Records excerpted from a collection
————————

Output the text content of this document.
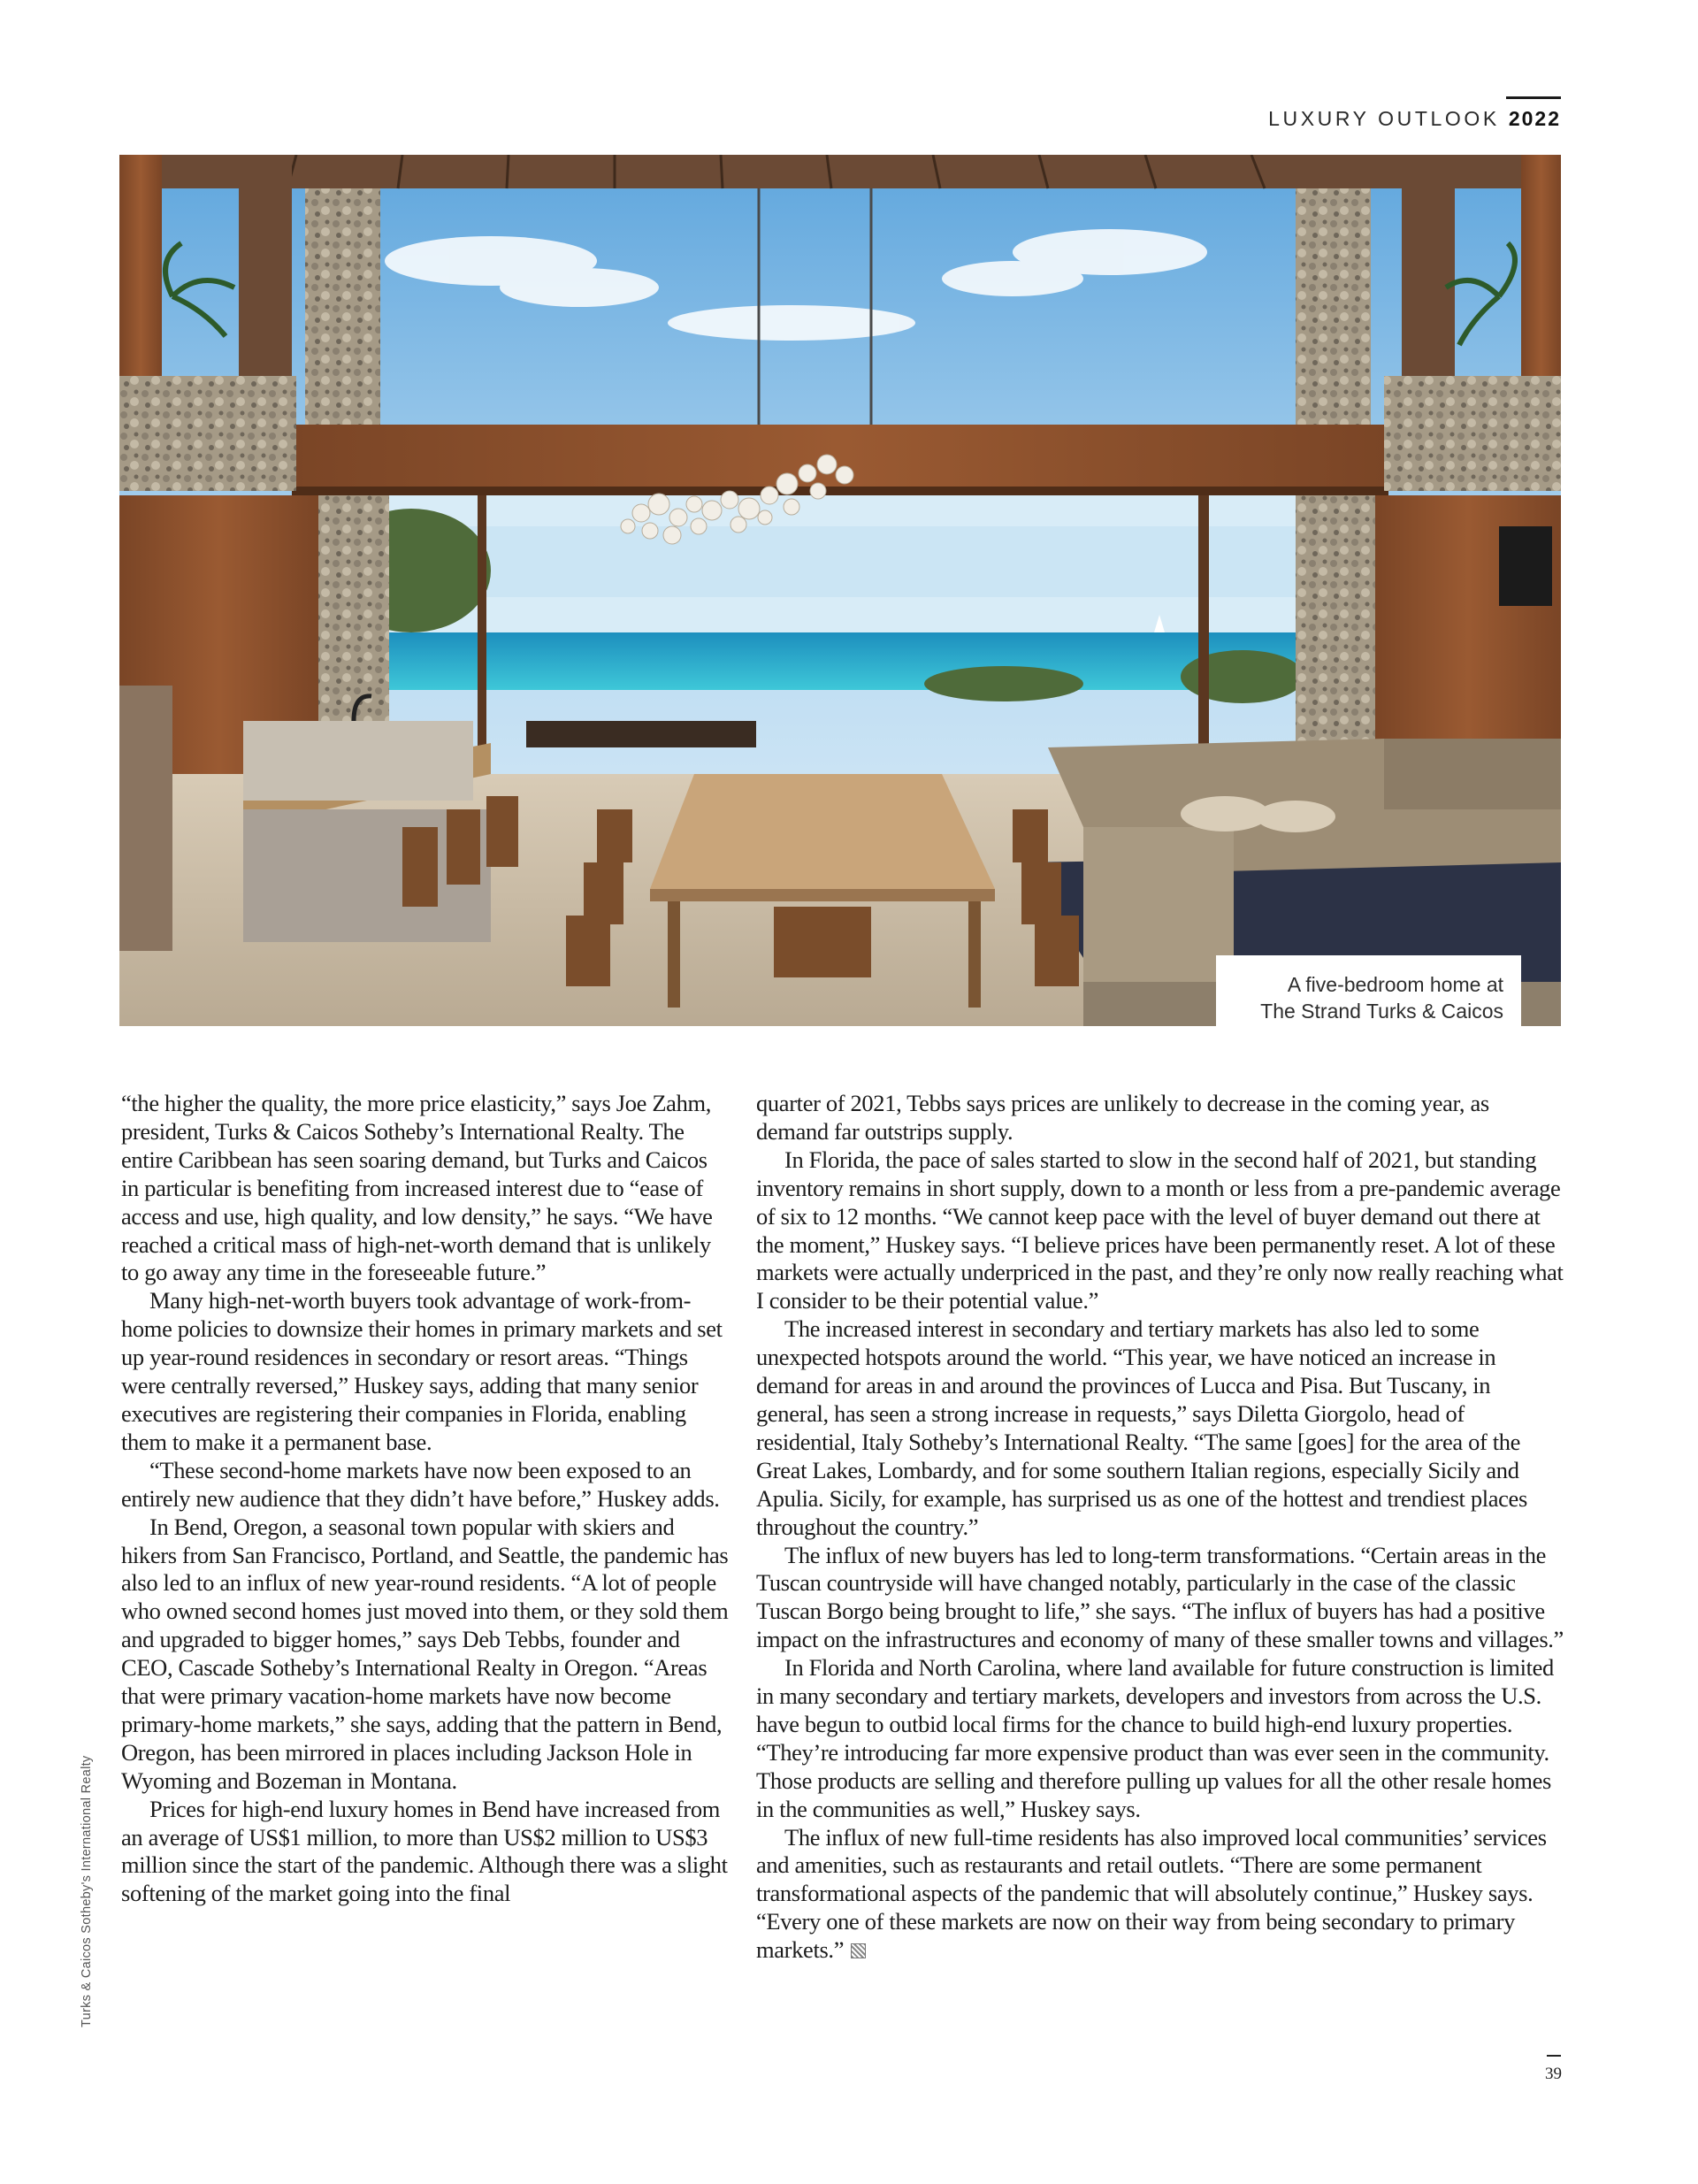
LUXURY OUTLOOK 2022
A five-bedroom home at
The Strand Turks & Caicos
Turks & Caicos Sotheby's International Realty

“the higher the quality, the more price elasticity,” says Joe Zahm, president, Turks & Caicos Sotheby’s International Realty. The entire Caribbean has seen soaring demand, but Turks and Caicos in particular is benefiting from increased interest due to “ease of access and use, high quality, and low density,” he says. “We have reached a critical mass of high-net-worth demand that is unlikely to go away any time in the foreseeable future.”

Many high-net-worth buyers took advantage of work-from-home policies to downsize their homes in primary markets and set up year-round residences in secondary or resort areas. “Things were centrally reversed,” Huskey says, adding that many senior executives are registering their companies in Florida, enabling them to make it a permanent base.

“These second-home markets have now been exposed to an entirely new audience that they didn’t have before,” Huskey adds.

In Bend, Oregon, a seasonal town popular with skiers and hikers from San Francisco, Portland, and Seattle, the pandemic has also led to an influx of new year-round residents. “A lot of people who owned second homes just moved into them, or they sold them and upgraded to bigger homes,” says Deb Tebbs, founder and CEO, Cascade Sotheby’s International Realty in Oregon. “Areas that were primary vacation-home markets have now become primary-home markets,” she says, adding that the pattern in Bend, Oregon, has been mirrored in places including Jackson Hole in Wyoming and Bozeman in Montana.

Prices for high-end luxury homes in Bend have increased from an average of US$1 million, to more than US$2 million to US$3 million since the start of the pandemic. Although there was a slight softening of the market going into the final

quarter of 2021, Tebbs says prices are unlikely to decrease in the coming year, as demand far outstrips supply.

In Florida, the pace of sales started to slow in the second half of 2021, but standing inventory remains in short supply, down to a month or less from a pre-pandemic average of six to 12 months. “We cannot keep pace with the level of buyer demand out there at the moment,” Huskey says. “I believe prices have been permanently reset. A lot of these markets were actually underpriced in the past, and they’re only now really reaching what I consider to be their potential value.”

The increased interest in secondary and tertiary markets has also led to some unexpected hotspots around the world. “This year, we have noticed an increase in demand for areas in and around the provinces of Lucca and Pisa. But Tuscany, in general, has seen a strong increase in requests,” says Diletta Giorgolo, head of residential, Italy Sotheby’s International Realty. “The same [goes] for the area of the Great Lakes, Lombardy, and for some southern Italian regions, especially Sicily and Apulia. Sicily, for example, has surprised us as one of the hottest and trendiest places throughout the country.”

The influx of new buyers has led to long-term transformations. “Certain areas in the Tuscan countryside will have changed notably, particularly in the case of the classic Tuscan Borgo being brought to life,” she says. “The influx of buyers has had a positive impact on the infrastructures and economy of many of these smaller towns and villages.”

In Florida and North Carolina, where land available for future construction is limited in many secondary and tertiary markets, developers and investors from across the U.S. have begun to outbid local firms for the chance to build high-end luxury properties. “They’re introducing far more expensive product than was ever seen in the community. Those products are selling and therefore pulling up values for all the other resale homes in the communities as well,” Huskey says.

The influx of new full-time residents has also improved local communities’ services and amenities, such as restaurants and retail outlets. “There are some permanent transformational aspects of the pandemic that will absolutely continue,” Huskey says. “Every one of these markets are now on their way from being secondary to primary markets.”

39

————————

## WHAT YOU SHOULD DO
Reproduce the records verbatim, omitting all images they contain.

## ANSWER
Output the text content of this document.
LUXURY OUTLOOK 2022
A five-bedroom home at
The Strand Turks & Caicos
Turks & Caicos Sotheby's International Realty

“the higher the quality, the more price elasticity,” says Joe Zahm, president, Turks & Caicos Sotheby’s International Realty. The entire Caribbean has seen soaring demand, but Turks and Caicos in particular is benefiting from increased interest due to “ease of access and use, high quality, and low density,” he says. “We have reached a critical mass of high-net-worth demand that is unlikely to go away any time in the foreseeable future.”

Many high-net-worth buyers took advantage of work-from-home policies to downsize their homes in primary markets and set up year-round residences in secondary or resort areas. “Things were centrally reversed,” Huskey says, adding that many senior executives are registering their companies in Florida, enabling them to make it a permanent base.

“These second-home markets have now been exposed to an entirely new audience that they didn’t have before,” Huskey adds.

In Bend, Oregon, a seasonal town popular with skiers and hikers from San Francisco, Portland, and Seattle, the pandemic has also led to an influx of new year-round residents. “A lot of people who owned second homes just moved into them, or they sold them and upgraded to bigger homes,” says Deb Tebbs, founder and CEO, Cascade Sotheby’s International Realty in Oregon. “Areas that were primary vacation-home markets have now become primary-home markets,” she says, adding that the pattern in Bend, Oregon, has been mirrored in places including Jackson Hole in Wyoming and Bozeman in Montana.

Prices for high-end luxury homes in Bend have increased from an average of US$1 million, to more than US$2 million to US$3 million since the start of the pandemic. Although there was a slight softening of the market going into the final

quarter of 2021, Tebbs says prices are unlikely to decrease in the coming year, as demand far outstrips supply.

In Florida, the pace of sales started to slow in the second half of 2021, but standing inventory remains in short supply, down to a month or less from a pre-pandemic average of six to 12 months. “We cannot keep pace with the level of buyer demand out there at the moment,” Huskey says. “I believe prices have been permanently reset. A lot of these markets were actually underpriced in the past, and they’re only now really reaching what I consider to be their potential value.”

The increased interest in secondary and tertiary markets has also led to some unexpected hotspots around the world. “This year, we have noticed an increase in demand for areas in and around the provinces of Lucca and Pisa. But Tuscany, in general, has seen a strong increase in requests,” says Diletta Giorgolo, head of residential, Italy Sotheby’s International Realty. “The same [goes] for the area of the Great Lakes, Lombardy, and for some southern Italian regions, especially Sicily and Apulia. Sicily, for example, has surprised us as one of the hottest and trendiest places throughout the country.”

The influx of new buyers has led to long-term transformations. “Certain areas in the Tuscan countryside will have changed notably, particularly in the case of the classic Tuscan Borgo being brought to life,” she says. “The influx of buyers has had a positive impact on the infrastructures and economy of many of these smaller towns and villages.”

In Florida and North Carolina, where land available for future construction is limited in many secondary and tertiary markets, developers and investors from across the U.S. have begun to outbid local firms for the chance to build high-end luxury properties. “They’re introducing far more expensive product than was ever seen in the community. Those products are selling and therefore pulling up values for all the other resale homes in the communities as well,” Huskey says.

The influx of new full-time residents has also improved local communities’ services and amenities, such as restaurants and retail outlets. “There are some permanent transformational aspects of the pandemic that will absolutely continue,” Huskey says. “Every one of these markets are now on their way from being secondary to primary markets.”

39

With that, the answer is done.